(Written instruction)
Faithfully return all lines, omitting every embedded picture.

(Task inputs)
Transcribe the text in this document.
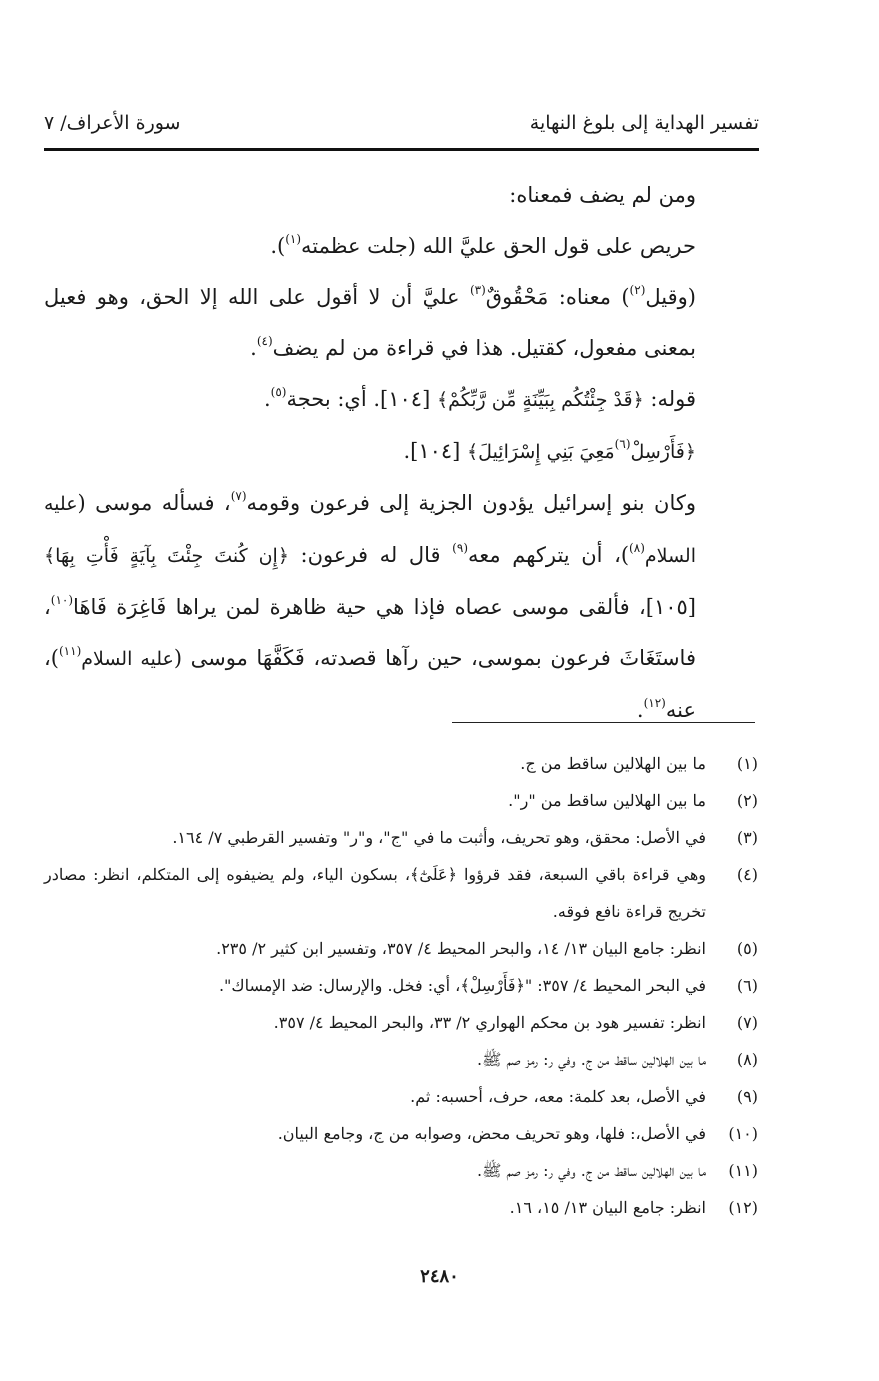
تفسير الهداية إلى بلوغ النهاية
سورة الأعراف/ ٧

ومن لم يضف فمعناه:

حريص على قول الحق عليَّ الله (جلت عظمته$^{(١)}$).

(وقيل$^{(٢)}$) معناه: مَحْقُوقٌ$^{(٣)}$ عليَّ أن لا أقول على الله إلا الحق، وهو فعيل بمعنى مفعول، كقتيل. هذا في قراءة من لم يضف$^{(٤)}$.

قوله: ﴿قَدْ جِئْتُكُم بِبَيِّنَةٍ مِّن رَّبِّكُمْ﴾ [١٠٤]. أي: بحجة$^{(٥)}$.

﴿فَأَرْسِلْ$^{(٦)}$مَعِيَ بَنِي إِسْرَائِيلَ﴾ [١٠٤].

وكان بنو إسرائيل يؤدون الجزية إلى فرعون وقومه$^{(٧)}$، فسأله موسى (عليه السلام$^{(٨)}$)، أن يتركهم معه$^{(٩)}$ قال له فرعون: ﴿إِن كُنتَ جِئْتَ بِآيَةٍ فَأْتِ بِهَا﴾ [١٠٥]، فألقى موسى عصاه فإذا هي حية ظاهرة لمن يراها فَاغِرَة فَاهَا$^{(١٠)}$، فاستَغَاثَ فرعون بموسى، حين رآها قصدته، فَكَفَّهَا موسى (عليه السلام$^{(١١)}$)، عنه$^{(١٢)}$.

(١)
ما بين الهلالين ساقط من ج.
(٢)
ما بين الهلالين ساقط من "ر".
(٣)
في الأصل: محقق، وهو تحريف، وأثبت ما في "ج"، و"ر" وتفسير القرطبي ٧/ ١٦٤.
(٤)
وهي قراءة باقي السبعة، فقد قرؤوا ﴿عَلَىٰٓ﴾، بسكون الياء، ولم يضيفوه إلى المتكلم، انظر: مصادر تخريج قراءة نافع فوقه.
(٥)
انظر: جامع البيان ١٣/ ١٤، والبحر المحيط ٤/ ٣٥٧، وتفسير ابن كثير ٢/ ٢٣٥.
(٦)
في البحر المحيط ٤/ ٣٥٧: "﴿فَأَرْسِلْ﴾، أي: فخل. والإرسال: ضد الإمساك".
(٧)
انظر: تفسير هود بن محكم الهواري ٢/ ٣٣، والبحر المحيط ٤/ ٣٥٧.
(٨)
ما بين الهلالين ساقط من ج. وفي ر: رمز صم ﷺ.
(٩)
في الأصل، بعد كلمة: معه، حرف، أحسبه: ثم.
(١٠)
في الأصل،: فلها، وهو تحريف محض، وصوابه من ج، وجامع البيان.
(١١)
ما بين الهلالين ساقط من ج. وفي ر: رمز صم ﷺ.
(١٢)
انظر: جامع البيان ١٣/ ١٥، ١٦.
٢٤٨٠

(Written answer)
Transcribe the text in this document.
تفسير الهداية إلى بلوغ النهاية
سورة الأعراف/ ٧

ومن لم يضف فمعناه:

حريص على قول الحق عليَّ الله (جلت عظمته$^{(١)}$).

(وقيل$^{(٢)}$) معناه: مَحْقُوقٌ$^{(٣)}$ عليَّ أن لا أقول على الله إلا الحق، وهو فعيل بمعنى مفعول، كقتيل. هذا في قراءة من لم يضف$^{(٤)}$.

قوله: ﴿قَدْ جِئْتُكُم بِبَيِّنَةٍ مِّن رَّبِّكُمْ﴾ [١٠٤]. أي: بحجة$^{(٥)}$.

﴿فَأَرْسِلْ$^{(٦)}$مَعِيَ بَنِي إِسْرَائِيلَ﴾ [١٠٤].

وكان بنو إسرائيل يؤدون الجزية إلى فرعون وقومه$^{(٧)}$، فسأله موسى (عليه السلام$^{(٨)}$)، أن يتركهم معه$^{(٩)}$ قال له فرعون: ﴿إِن كُنتَ جِئْتَ بِآيَةٍ فَأْتِ بِهَا﴾ [١٠٥]، فألقى موسى عصاه فإذا هي حية ظاهرة لمن يراها فَاغِرَة فَاهَا$^{(١٠)}$، فاستَغَاثَ فرعون بموسى، حين رآها قصدته، فَكَفَّهَا موسى (عليه السلام$^{(١١)}$)، عنه$^{(١٢)}$.

(١)
ما بين الهلالين ساقط من ج.
(٢)
ما بين الهلالين ساقط من "ر".
(٣)
في الأصل: محقق، وهو تحريف، وأثبت ما في "ج"، و"ر" وتفسير القرطبي ٧/ ١٦٤.
(٤)
وهي قراءة باقي السبعة، فقد قرؤوا ﴿عَلَىٰٓ﴾، بسكون الياء، ولم يضيفوه إلى المتكلم، انظر: مصادر تخريج قراءة نافع فوقه.
(٥)
انظر: جامع البيان ١٣/ ١٤، والبحر المحيط ٤/ ٣٥٧، وتفسير ابن كثير ٢/ ٢٣٥.
(٦)
في البحر المحيط ٤/ ٣٥٧: "﴿فَأَرْسِلْ﴾، أي: فخل. والإرسال: ضد الإمساك".
(٧)
انظر: تفسير هود بن محكم الهواري ٢/ ٣٣، والبحر المحيط ٤/ ٣٥٧.
(٨)
ما بين الهلالين ساقط من ج. وفي ر: رمز صم ﷺ.
(٩)
في الأصل، بعد كلمة: معه، حرف، أحسبه: ثم.
(١٠)
في الأصل،: فلها، وهو تحريف محض، وصوابه من ج، وجامع البيان.
(١١)
ما بين الهلالين ساقط من ج. وفي ر: رمز صم ﷺ.
(١٢)
انظر: جامع البيان ١٣/ ١٥، ١٦.
٢٤٨٠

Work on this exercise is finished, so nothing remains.